Return each line of the records holding the string "remove".

** Start of Extracted records **

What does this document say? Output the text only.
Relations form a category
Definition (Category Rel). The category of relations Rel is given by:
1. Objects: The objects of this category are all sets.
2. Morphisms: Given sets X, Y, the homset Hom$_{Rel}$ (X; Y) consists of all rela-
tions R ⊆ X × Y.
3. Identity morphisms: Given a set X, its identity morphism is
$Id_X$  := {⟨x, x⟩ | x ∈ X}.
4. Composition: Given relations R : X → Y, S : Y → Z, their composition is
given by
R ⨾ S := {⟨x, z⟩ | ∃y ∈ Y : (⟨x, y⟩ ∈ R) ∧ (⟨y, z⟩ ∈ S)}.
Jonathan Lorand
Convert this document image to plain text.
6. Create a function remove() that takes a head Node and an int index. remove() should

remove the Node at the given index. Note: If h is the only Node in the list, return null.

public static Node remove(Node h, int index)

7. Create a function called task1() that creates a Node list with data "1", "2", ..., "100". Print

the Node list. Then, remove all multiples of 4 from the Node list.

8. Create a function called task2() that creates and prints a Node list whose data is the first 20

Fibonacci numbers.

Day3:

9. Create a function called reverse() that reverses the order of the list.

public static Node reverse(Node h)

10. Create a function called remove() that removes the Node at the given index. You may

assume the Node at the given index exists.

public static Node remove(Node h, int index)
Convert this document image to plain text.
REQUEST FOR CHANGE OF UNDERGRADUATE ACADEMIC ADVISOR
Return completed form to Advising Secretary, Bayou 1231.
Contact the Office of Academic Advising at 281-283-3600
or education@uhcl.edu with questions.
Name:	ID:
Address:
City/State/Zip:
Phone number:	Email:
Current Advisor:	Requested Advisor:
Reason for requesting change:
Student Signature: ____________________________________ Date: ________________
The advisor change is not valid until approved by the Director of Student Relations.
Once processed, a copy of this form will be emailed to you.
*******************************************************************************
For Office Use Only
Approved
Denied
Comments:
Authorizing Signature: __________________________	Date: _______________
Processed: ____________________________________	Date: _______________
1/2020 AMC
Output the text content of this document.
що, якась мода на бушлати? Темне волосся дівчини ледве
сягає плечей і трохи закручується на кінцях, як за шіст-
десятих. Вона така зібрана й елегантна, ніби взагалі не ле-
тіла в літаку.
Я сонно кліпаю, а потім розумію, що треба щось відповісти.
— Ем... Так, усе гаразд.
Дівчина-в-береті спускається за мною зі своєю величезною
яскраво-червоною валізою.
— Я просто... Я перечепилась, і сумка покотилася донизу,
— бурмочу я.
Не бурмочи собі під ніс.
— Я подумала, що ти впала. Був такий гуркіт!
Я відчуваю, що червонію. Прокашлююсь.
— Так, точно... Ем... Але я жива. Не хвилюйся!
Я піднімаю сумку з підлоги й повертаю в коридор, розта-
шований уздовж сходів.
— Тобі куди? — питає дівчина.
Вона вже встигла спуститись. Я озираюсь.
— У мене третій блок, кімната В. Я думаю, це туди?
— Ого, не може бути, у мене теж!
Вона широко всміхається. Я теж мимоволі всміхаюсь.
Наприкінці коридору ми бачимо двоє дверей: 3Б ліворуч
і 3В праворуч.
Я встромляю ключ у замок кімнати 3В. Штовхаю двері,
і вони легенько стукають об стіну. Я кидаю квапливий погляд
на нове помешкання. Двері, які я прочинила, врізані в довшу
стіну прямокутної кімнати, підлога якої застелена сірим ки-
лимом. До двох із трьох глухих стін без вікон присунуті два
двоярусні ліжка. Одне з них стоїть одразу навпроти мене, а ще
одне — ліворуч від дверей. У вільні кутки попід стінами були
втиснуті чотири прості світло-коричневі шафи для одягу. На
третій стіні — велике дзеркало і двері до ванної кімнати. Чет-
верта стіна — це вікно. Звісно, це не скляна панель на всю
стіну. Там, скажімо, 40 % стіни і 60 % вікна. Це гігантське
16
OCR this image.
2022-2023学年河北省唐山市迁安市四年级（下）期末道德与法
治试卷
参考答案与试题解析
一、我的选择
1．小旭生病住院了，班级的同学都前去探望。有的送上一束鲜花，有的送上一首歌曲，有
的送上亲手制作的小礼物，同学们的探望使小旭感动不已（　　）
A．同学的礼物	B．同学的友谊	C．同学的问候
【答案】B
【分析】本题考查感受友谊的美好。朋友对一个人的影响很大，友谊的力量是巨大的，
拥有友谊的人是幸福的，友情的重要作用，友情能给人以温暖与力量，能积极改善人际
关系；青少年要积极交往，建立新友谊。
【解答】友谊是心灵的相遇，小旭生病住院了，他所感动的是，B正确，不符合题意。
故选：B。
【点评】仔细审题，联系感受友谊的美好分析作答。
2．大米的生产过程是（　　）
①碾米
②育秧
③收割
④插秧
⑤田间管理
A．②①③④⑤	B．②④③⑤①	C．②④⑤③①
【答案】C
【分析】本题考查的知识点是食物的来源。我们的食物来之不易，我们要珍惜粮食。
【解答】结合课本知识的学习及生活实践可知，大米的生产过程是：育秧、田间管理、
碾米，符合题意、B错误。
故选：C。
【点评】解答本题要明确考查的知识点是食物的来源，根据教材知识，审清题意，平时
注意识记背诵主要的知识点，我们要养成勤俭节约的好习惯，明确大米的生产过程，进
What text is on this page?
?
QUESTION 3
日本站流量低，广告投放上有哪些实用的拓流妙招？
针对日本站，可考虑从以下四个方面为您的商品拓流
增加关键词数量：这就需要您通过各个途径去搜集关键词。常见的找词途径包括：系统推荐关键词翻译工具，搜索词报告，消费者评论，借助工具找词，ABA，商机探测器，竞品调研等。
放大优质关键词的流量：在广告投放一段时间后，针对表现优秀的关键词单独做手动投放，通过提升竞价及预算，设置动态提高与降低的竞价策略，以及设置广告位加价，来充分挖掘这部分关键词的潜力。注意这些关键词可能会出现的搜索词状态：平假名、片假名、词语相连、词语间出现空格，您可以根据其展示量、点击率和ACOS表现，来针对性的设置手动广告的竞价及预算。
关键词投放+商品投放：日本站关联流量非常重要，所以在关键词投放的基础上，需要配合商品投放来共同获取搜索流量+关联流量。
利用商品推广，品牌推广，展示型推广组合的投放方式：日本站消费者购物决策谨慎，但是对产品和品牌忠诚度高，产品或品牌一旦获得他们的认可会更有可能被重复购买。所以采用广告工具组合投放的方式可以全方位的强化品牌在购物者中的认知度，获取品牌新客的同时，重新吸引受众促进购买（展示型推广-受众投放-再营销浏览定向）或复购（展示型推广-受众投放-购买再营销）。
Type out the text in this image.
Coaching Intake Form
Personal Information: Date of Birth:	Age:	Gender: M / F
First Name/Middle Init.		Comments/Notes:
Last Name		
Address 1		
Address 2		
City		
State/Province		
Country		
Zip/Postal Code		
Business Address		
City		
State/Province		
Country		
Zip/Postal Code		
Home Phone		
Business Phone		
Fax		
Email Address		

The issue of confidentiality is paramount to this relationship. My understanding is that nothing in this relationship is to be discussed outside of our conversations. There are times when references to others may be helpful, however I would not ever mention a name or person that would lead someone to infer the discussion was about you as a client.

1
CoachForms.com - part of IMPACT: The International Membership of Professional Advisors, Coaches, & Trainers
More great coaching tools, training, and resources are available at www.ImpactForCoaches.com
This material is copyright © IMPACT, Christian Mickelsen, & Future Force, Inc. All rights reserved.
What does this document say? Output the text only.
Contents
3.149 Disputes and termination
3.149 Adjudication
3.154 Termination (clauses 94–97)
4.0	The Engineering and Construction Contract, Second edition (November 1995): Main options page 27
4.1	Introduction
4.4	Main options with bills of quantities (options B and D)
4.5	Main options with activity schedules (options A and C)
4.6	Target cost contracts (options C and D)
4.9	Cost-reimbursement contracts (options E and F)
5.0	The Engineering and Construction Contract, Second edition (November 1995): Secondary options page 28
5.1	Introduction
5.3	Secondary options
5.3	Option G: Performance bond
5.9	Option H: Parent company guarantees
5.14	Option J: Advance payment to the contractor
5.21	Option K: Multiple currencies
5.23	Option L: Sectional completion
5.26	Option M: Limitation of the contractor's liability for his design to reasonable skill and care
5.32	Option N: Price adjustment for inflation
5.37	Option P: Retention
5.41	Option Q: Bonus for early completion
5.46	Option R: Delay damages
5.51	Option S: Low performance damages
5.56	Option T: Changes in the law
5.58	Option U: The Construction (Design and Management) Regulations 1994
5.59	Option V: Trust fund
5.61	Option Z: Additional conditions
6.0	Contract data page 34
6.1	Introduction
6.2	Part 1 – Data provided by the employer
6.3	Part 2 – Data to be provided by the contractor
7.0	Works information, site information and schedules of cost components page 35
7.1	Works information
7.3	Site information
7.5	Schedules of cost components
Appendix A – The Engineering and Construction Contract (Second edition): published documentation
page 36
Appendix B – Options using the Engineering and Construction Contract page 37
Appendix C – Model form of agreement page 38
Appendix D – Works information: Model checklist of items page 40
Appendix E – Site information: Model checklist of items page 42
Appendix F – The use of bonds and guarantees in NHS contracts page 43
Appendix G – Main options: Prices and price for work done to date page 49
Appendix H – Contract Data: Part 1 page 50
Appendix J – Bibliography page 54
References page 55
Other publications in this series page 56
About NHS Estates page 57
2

** End of Extracted records **

Final answer
6. Create a function remove() that takes a head Node and an int index. remove() should
remove the Node at the given index. Note: If h is the only Node in the list, return null.
public static Node remove(Node h, int index)
the Node list. Then, remove all multiples of 4 from the Node list.
10. Create a function called remove() that removes the Node at the given index. You may
public static Node remove(Node h, int index)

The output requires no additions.